Stored data entries
☆ ☆ ☆

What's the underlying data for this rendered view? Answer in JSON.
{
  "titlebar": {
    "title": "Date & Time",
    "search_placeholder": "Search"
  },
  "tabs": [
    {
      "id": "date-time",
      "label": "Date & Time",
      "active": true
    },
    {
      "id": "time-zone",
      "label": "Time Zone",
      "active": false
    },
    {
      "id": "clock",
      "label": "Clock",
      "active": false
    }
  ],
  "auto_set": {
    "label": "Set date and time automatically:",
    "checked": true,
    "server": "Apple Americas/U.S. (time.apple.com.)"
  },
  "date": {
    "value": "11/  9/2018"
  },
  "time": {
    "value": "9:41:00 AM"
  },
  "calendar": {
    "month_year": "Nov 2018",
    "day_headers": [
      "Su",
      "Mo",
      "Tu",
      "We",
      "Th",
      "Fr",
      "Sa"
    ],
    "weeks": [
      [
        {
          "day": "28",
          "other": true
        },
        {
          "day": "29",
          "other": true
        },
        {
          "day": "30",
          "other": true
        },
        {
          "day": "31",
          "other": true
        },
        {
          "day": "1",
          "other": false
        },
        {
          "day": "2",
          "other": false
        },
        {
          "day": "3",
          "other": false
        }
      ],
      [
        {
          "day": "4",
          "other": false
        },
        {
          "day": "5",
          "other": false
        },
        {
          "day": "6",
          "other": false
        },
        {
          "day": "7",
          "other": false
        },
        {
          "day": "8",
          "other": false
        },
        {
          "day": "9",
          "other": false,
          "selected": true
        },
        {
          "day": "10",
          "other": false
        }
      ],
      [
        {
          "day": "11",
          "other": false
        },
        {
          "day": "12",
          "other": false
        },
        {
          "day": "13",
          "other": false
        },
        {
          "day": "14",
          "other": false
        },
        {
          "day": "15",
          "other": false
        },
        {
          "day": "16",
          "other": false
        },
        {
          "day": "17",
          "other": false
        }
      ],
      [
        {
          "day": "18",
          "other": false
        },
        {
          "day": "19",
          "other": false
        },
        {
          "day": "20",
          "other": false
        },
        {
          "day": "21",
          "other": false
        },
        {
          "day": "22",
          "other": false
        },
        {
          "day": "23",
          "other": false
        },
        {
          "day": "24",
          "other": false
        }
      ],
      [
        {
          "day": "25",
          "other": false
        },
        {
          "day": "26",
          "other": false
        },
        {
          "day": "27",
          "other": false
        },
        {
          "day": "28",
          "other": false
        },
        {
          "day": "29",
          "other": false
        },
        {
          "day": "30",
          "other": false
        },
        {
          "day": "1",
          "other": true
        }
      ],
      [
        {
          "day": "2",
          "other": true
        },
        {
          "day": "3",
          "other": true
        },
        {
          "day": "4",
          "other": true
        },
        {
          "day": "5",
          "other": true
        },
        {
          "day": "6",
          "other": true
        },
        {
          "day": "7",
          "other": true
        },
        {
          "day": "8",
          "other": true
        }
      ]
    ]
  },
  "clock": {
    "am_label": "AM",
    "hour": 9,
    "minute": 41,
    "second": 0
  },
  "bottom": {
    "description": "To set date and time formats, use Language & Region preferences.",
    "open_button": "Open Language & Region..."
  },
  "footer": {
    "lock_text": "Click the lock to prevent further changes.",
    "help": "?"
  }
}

☆ ☆ ☆

__WHAT THIS TASK INVOLVES__:
Restate the listing above word for word.

__CORRECT ANSWER__:
What's the underlying data for this rendered view? Answer in JSON.
{
  "titlebar": {
    "title": "Date & Time",
    "search_placeholder": "Search"
  },
  "tabs": [
    {
      "id": "date-time",
      "label": "Date & Time",
      "active": true
    },
    {
      "id": "time-zone",
      "label": "Time Zone",
      "active": false
    },
    {
      "id": "clock",
      "label": "Clock",
      "active": false
    }
  ],
  "auto_set": {
    "label": "Set date and time automatically:",
    "checked": true,
    "server": "Apple Americas/U.S. (time.apple.com.)"
  },
  "date": {
    "value": "11/  9/2018"
  },
  "time": {
    "value": "9:41:00 AM"
  },
  "calendar": {
    "month_year": "Nov 2018",
    "day_headers": [
      "Su",
      "Mo",
      "Tu",
      "We",
      "Th",
      "Fr",
      "Sa"
    ],
    "weeks": [
      [
        {
          "day": "28",
          "other": true
        },
        {
          "day": "29",
          "other": true
        },
        {
          "day": "30",
          "other": true
        },
        {
          "day": "31",
          "other": true
        },
        {
          "day": "1",
          "other": false
        },
        {
          "day": "2",
          "other": false
        },
        {
          "day": "3",
          "other": false
        }
      ],
      [
        {
          "day": "4",
          "other": false
        },
        {
          "day": "5",
          "other": false
        },
        {
          "day": "6",
          "other": false
        },
        {
          "day": "7",
          "other": false
        },
        {
          "day": "8",
          "other": false
        },
        {
          "day": "9",
          "other": false,
          "selected": true
        },
        {
          "day": "10",
          "other": false
        }
      ],
      [
        {
          "day": "11",
          "other": false
        },
        {
          "day": "12",
          "other": false
        },
        {
          "day": "13",
          "other": false
        },
        {
          "day": "14",
          "other": false
        },
        {
          "day": "15",
          "other": false
        },
        {
          "day": "16",
          "other": false
        },
        {
          "day": "17",
          "other": false
        }
      ],
      [
        {
          "day": "18",
          "other": false
        },
        {
          "day": "19",
          "other": false
        },
        {
          "day": "20",
          "other": false
        },
        {
          "day": "21",
          "other": false
        },
        {
          "day": "22",
          "other": false
        },
        {
          "day": "23",
          "other": false
        },
        {
          "day": "24",
          "other": false
        }
      ],
      [
        {
          "day": "25",
          "other": false
        },
        {
          "day": "26",
          "other": false
        },
        {
          "day": "27",
          "other": false
        },
        {
          "day": "28",
          "other": false
        },
        {
          "day": "29",
          "other": false
        },
        {
          "day": "30",
          "other": false
        },
        {
          "day": "1",
          "other": true
        }
      ],
      [
        {
          "day": "2",
          "other": true
        },
        {
          "day": "3",
          "other": true
        },
        {
          "day": "4",
          "other": true
        },
        {
          "day": "5",
          "other": true
        },
        {
          "day": "6",
          "other": true
        },
        {
          "day": "7",
          "other": true
        },
        {
          "day": "8",
          "other": true
        }
      ]
    ]
  },
  "clock": {
    "am_label": "AM",
    "hour": 9,
    "minute": 41,
    "second": 0
  },
  "bottom": {
    "description": "To set date and time formats, use Language & Region preferences.",
    "open_button": "Open Language & Region..."
  },
  "footer": {
    "lock_text": "Click the lock to prevent further changes.",
    "help": "?"
  }
}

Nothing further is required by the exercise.